Dataset entries.

(begin)

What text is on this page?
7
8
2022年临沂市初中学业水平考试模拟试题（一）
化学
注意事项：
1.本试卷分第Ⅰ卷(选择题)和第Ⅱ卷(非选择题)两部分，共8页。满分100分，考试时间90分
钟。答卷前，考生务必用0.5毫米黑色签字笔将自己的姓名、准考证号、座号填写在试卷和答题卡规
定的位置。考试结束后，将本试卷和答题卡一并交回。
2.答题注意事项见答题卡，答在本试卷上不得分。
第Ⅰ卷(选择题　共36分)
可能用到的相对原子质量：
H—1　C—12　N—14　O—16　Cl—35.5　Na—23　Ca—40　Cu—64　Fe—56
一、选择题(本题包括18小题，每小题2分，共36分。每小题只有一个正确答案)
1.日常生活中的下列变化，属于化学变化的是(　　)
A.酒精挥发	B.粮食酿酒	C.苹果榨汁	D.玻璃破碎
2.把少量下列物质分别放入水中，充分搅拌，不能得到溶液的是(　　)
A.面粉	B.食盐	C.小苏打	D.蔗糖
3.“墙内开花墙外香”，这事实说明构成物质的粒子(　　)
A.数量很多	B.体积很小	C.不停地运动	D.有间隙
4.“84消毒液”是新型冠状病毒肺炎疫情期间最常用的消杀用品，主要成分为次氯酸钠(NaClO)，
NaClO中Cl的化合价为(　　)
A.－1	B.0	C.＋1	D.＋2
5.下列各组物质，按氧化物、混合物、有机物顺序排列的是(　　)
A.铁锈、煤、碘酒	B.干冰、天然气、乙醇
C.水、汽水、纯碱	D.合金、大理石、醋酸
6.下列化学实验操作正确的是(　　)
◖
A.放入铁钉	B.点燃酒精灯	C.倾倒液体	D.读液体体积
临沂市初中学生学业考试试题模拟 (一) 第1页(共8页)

(end)

TASK STATEMENT. Every record shown above must be echoed exactly.

ANSWER TO THIS PROBLEM.
What text is on this page?
7
8
2022年临沂市初中学业水平考试模拟试题（一）
化学
注意事项：
1.本试卷分第Ⅰ卷(选择题)和第Ⅱ卷(非选择题)两部分，共8页。满分100分，考试时间90分
钟。答卷前，考生务必用0.5毫米黑色签字笔将自己的姓名、准考证号、座号填写在试卷和答题卡规
定的位置。考试结束后，将本试卷和答题卡一并交回。
2.答题注意事项见答题卡，答在本试卷上不得分。
第Ⅰ卷(选择题　共36分)
可能用到的相对原子质量：
H—1　C—12　N—14　O—16　Cl—35.5　Na—23　Ca—40　Cu—64　Fe—56
一、选择题(本题包括18小题，每小题2分，共36分。每小题只有一个正确答案)
1.日常生活中的下列变化，属于化学变化的是(　　)
A.酒精挥发	B.粮食酿酒	C.苹果榨汁	D.玻璃破碎
2.把少量下列物质分别放入水中，充分搅拌，不能得到溶液的是(　　)
A.面粉	B.食盐	C.小苏打	D.蔗糖
3.“墙内开花墙外香”，这事实说明构成物质的粒子(　　)
A.数量很多	B.体积很小	C.不停地运动	D.有间隙
4.“84消毒液”是新型冠状病毒肺炎疫情期间最常用的消杀用品，主要成分为次氯酸钠(NaClO)，
NaClO中Cl的化合价为(　　)
A.－1	B.0	C.＋1	D.＋2
5.下列各组物质，按氧化物、混合物、有机物顺序排列的是(　　)
A.铁锈、煤、碘酒	B.干冰、天然气、乙醇
C.水、汽水、纯碱	D.合金、大理石、醋酸
6.下列化学实验操作正确的是(　　)
◖
A.放入铁钉	B.点燃酒精灯	C.倾倒液体	D.读液体体积
临沂市初中学生学业考试试题模拟 (一) 第1页(共8页)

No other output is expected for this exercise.